Some records:

>>>

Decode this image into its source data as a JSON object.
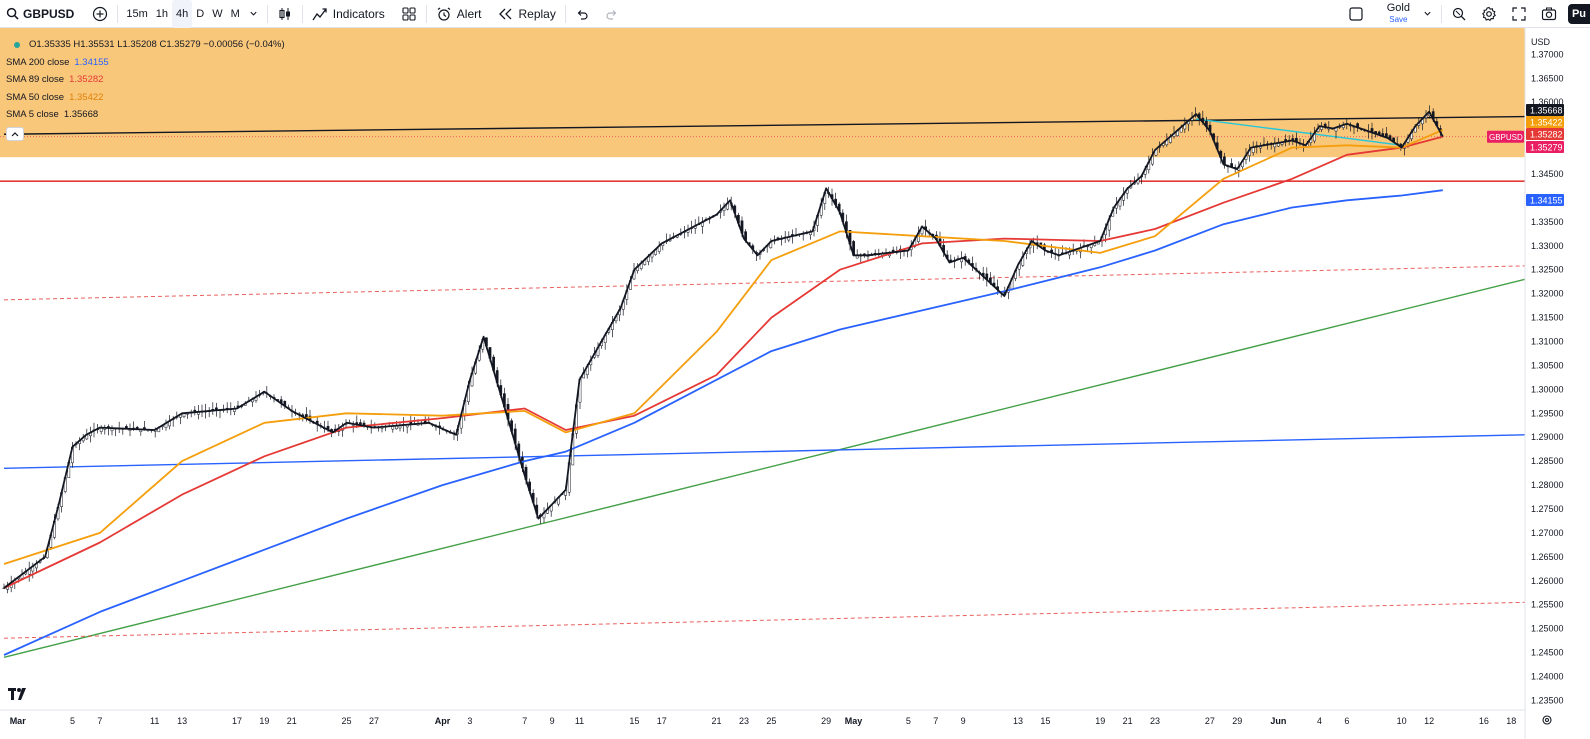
{
  "toolbar": {
    "symbol": "GBPUSD",
    "intervals": [
      "15m",
      "1h",
      "4h",
      "D",
      "W",
      "M"
    ],
    "active_interval": "4h",
    "indicators_label": "Indicators",
    "alert_label": "Alert",
    "replay_label": "Replay",
    "layout_name": "Gold",
    "save_label": "Save",
    "publish_label": "Pu"
  },
  "legend": {
    "ohlc": "O1.35335 H1.35531 L1.35208 C1.35279 −0.00056 (−0.04%)",
    "indicators": [
      {
        "label": "SMA 200 close",
        "value": "1.34155",
        "color": "#2962ff"
      },
      {
        "label": "SMA 89 close",
        "value": "1.35282",
        "color": "#e53935"
      },
      {
        "label": "SMA 50 close",
        "value": "1.35422",
        "color": "#f59e0b"
      },
      {
        "label": "SMA 5 close",
        "value": "1.35668",
        "color": "#131722"
      }
    ]
  },
  "price_axis": {
    "currency": "USD",
    "ticks": [
      "1.37000",
      "1.36500",
      "1.36000",
      "1.35500",
      "1.35000",
      "1.34500",
      "1.34000",
      "1.33500",
      "1.33000",
      "1.32500",
      "1.32000",
      "1.31500",
      "1.31000",
      "1.30500",
      "1.30000",
      "1.29500",
      "1.29000",
      "1.28500",
      "1.28000",
      "1.27500",
      "1.27000",
      "1.26500",
      "1.26000",
      "1.25500",
      "1.25000",
      "1.24500",
      "1.24000",
      "1.23500"
    ],
    "tick_values": [
      1.37,
      1.365,
      1.36,
      1.355,
      1.35,
      1.345,
      1.34,
      1.335,
      1.33,
      1.325,
      1.32,
      1.315,
      1.31,
      1.305,
      1.3,
      1.295,
      1.29,
      1.285,
      1.28,
      1.275,
      1.27,
      1.265,
      1.26,
      1.255,
      1.25,
      1.245,
      1.24,
      1.235
    ],
    "labels": [
      {
        "text": "1.35668",
        "value": 1.35668,
        "bg": "#131722",
        "fg": "#ffffff"
      },
      {
        "text": "1.35422",
        "value": 1.35422,
        "bg": "#f59e0b",
        "fg": "#ffffff"
      },
      {
        "text": "1.35282",
        "value": 1.35282,
        "bg": "#e53935",
        "fg": "#ffffff"
      },
      {
        "text": "1.35279",
        "value": 1.35279,
        "bg": "#e91e63",
        "fg": "#ffffff"
      },
      {
        "text": "1.34155",
        "value": 1.34155,
        "bg": "#2962ff",
        "fg": "#ffffff"
      }
    ],
    "symbol_tag": "GBPUSD"
  },
  "time_axis": {
    "labels": [
      "Mar",
      "5",
      "7",
      "11",
      "13",
      "17",
      "19",
      "21",
      "25",
      "27",
      "Apr",
      "3",
      "7",
      "9",
      "11",
      "15",
      "17",
      "21",
      "23",
      "25",
      "29",
      "May",
      "5",
      "7",
      "9",
      "13",
      "15",
      "19",
      "21",
      "23",
      "27",
      "29",
      "Jun",
      "4",
      "6",
      "10",
      "12",
      "16",
      "18"
    ],
    "bold": [
      "Mar",
      "Apr",
      "May",
      "Jun"
    ]
  },
  "zones": {
    "resistance_zone": {
      "from": 1.3485,
      "to": 1.3755,
      "color": "#f9c77a"
    },
    "support_line": {
      "value": 1.3435,
      "color": "#e53935"
    }
  },
  "chart_data": {
    "type": "line",
    "title": "",
    "symbol": "GBPUSD",
    "timeframe": "4h",
    "ylim": [
      1.233,
      1.3755
    ],
    "series": [
      {
        "name": "GBPUSD",
        "color": "#131722",
        "x": [
          "Feb 28",
          "Mar 3",
          "Mar 4",
          "Mar 5",
          "Mar 6",
          "Mar 7",
          "Mar 11",
          "Mar 13",
          "Mar 17",
          "Mar 19",
          "Mar 20",
          "Mar 21",
          "Mar 24",
          "Mar 25",
          "Mar 27",
          "Mar 31",
          "Apr 2",
          "Apr 3",
          "Apr 4",
          "Apr 7",
          "Apr 8",
          "Apr 9",
          "Apr 10",
          "Apr 11",
          "Apr 14",
          "Apr 15",
          "Apr 17",
          "Apr 21",
          "Apr 22",
          "Apr 23",
          "Apr 24",
          "Apr 25",
          "Apr 28",
          "Apr 29",
          "Apr 30",
          "May 1",
          "May 2",
          "May 5",
          "May 6",
          "May 7",
          "May 8",
          "May 9",
          "May 12",
          "May 13",
          "May 14",
          "May 15",
          "May 16",
          "May 19",
          "May 20",
          "May 21",
          "May 22",
          "May 23",
          "May 26",
          "May 27",
          "May 28",
          "May 29",
          "May 30",
          "Jun 2",
          "Jun 3",
          "Jun 4",
          "Jun 5",
          "Jun 6",
          "Jun 9",
          "Jun 10",
          "Jun 11",
          "Jun 12",
          "Jun 13"
        ],
        "values": [
          1.2585,
          1.265,
          1.276,
          1.288,
          1.2905,
          1.292,
          1.2915,
          1.295,
          1.296,
          1.2995,
          1.2975,
          1.2955,
          1.291,
          1.293,
          1.292,
          1.293,
          1.2905,
          1.302,
          1.311,
          1.282,
          1.273,
          1.276,
          1.279,
          1.302,
          1.317,
          1.325,
          1.3305,
          1.3365,
          1.3395,
          1.3315,
          1.328,
          1.331,
          1.333,
          1.342,
          1.337,
          1.328,
          1.328,
          1.329,
          1.334,
          1.3315,
          1.3265,
          1.3275,
          1.3195,
          1.326,
          1.331,
          1.329,
          1.328,
          1.331,
          1.338,
          1.342,
          1.3445,
          1.35,
          1.3575,
          1.354,
          1.347,
          1.346,
          1.3505,
          1.352,
          1.351,
          1.355,
          1.3545,
          1.3555,
          1.3525,
          1.3505,
          1.355,
          1.358,
          1.3528
        ]
      },
      {
        "name": "SMA 50 close",
        "color": "#f59e0b",
        "x": [
          "Feb 28",
          "Mar 7",
          "Mar 13",
          "Mar 19",
          "Mar 25",
          "Apr 1",
          "Apr 7",
          "Apr 10",
          "Apr 15",
          "Apr 21",
          "Apr 25",
          "Apr 30",
          "May 6",
          "May 12",
          "May 19",
          "May 23",
          "May 28",
          "Jun 2",
          "Jun 6",
          "Jun 10",
          "Jun 13"
        ],
        "values": [
          1.2635,
          1.27,
          1.285,
          1.293,
          1.295,
          1.2945,
          1.2955,
          1.291,
          1.295,
          1.312,
          1.327,
          1.333,
          1.332,
          1.331,
          1.3285,
          1.332,
          1.344,
          1.3505,
          1.351,
          1.3505,
          1.3542
        ]
      },
      {
        "name": "SMA 89 close",
        "color": "#e53935",
        "x": [
          "Feb 28",
          "Mar 7",
          "Mar 13",
          "Mar 19",
          "Mar 25",
          "Apr 1",
          "Apr 7",
          "Apr 10",
          "Apr 15",
          "Apr 21",
          "Apr 25",
          "Apr 30",
          "May 6",
          "May 12",
          "May 19",
          "May 23",
          "May 28",
          "Jun 2",
          "Jun 6",
          "Jun 10",
          "Jun 13"
        ],
        "values": [
          1.2585,
          1.268,
          1.278,
          1.286,
          1.292,
          1.294,
          1.296,
          1.2915,
          1.2945,
          1.303,
          1.315,
          1.325,
          1.3305,
          1.3315,
          1.331,
          1.3335,
          1.339,
          1.344,
          1.349,
          1.3505,
          1.3528
        ]
      },
      {
        "name": "SMA 200 close",
        "color": "#2962ff",
        "x": [
          "Feb 28",
          "Mar 7",
          "Mar 13",
          "Mar 19",
          "Mar 25",
          "Apr 1",
          "Apr 7",
          "Apr 10",
          "Apr 15",
          "Apr 21",
          "Apr 25",
          "Apr 30",
          "May 6",
          "May 12",
          "May 19",
          "May 23",
          "May 28",
          "Jun 2",
          "Jun 6",
          "Jun 10",
          "Jun 13"
        ],
        "values": [
          1.2445,
          1.2535,
          1.26,
          1.2665,
          1.273,
          1.28,
          1.285,
          1.287,
          1.293,
          1.302,
          1.308,
          1.3125,
          1.3165,
          1.3205,
          1.3255,
          1.329,
          1.3345,
          1.338,
          1.3395,
          1.3405,
          1.3416
        ]
      }
    ],
    "trendlines": [
      {
        "name": "upper-resistance-trendline",
        "color": "#131722",
        "style": "solid",
        "from": [
          "Feb 28",
          1.3533
        ],
        "to": [
          "Jun 19",
          1.357
        ]
      },
      {
        "name": "green-uptrend-line",
        "color": "#43a047",
        "style": "solid",
        "from": [
          "Feb 28",
          1.244
        ],
        "to": [
          "Jun 19",
          1.323
        ]
      },
      {
        "name": "blue-flat-trendline",
        "color": "#2962ff",
        "style": "solid",
        "from": [
          "Feb 28",
          1.2835
        ],
        "to": [
          "Jun 19",
          1.2905
        ]
      },
      {
        "name": "red-dashed-upper-channel",
        "color": "#e53935",
        "style": "dashed",
        "from": [
          "Feb 28",
          1.3187
        ],
        "to": [
          "Jun 19",
          1.3258
        ]
      },
      {
        "name": "red-dashed-lower-channel",
        "color": "#e53935",
        "style": "dashed",
        "from": [
          "Feb 28",
          1.248
        ],
        "to": [
          "Jun 19",
          1.2555
        ]
      },
      {
        "name": "teal-short-trendline",
        "color": "#26c6da",
        "style": "solid",
        "from": [
          "May 26",
          1.3565
        ],
        "to": [
          "Jun 10",
          1.351
        ]
      }
    ]
  }
}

<<<

→ SHORT TASK
Return only those lines of the records that contain the string "GBPUSD".

→ RESPONSE BELOW
    "symbol": "GBPUSD",
    "symbol_tag": "GBPUSD"
    "symbol": "GBPUSD",
        "name": "GBPUSD",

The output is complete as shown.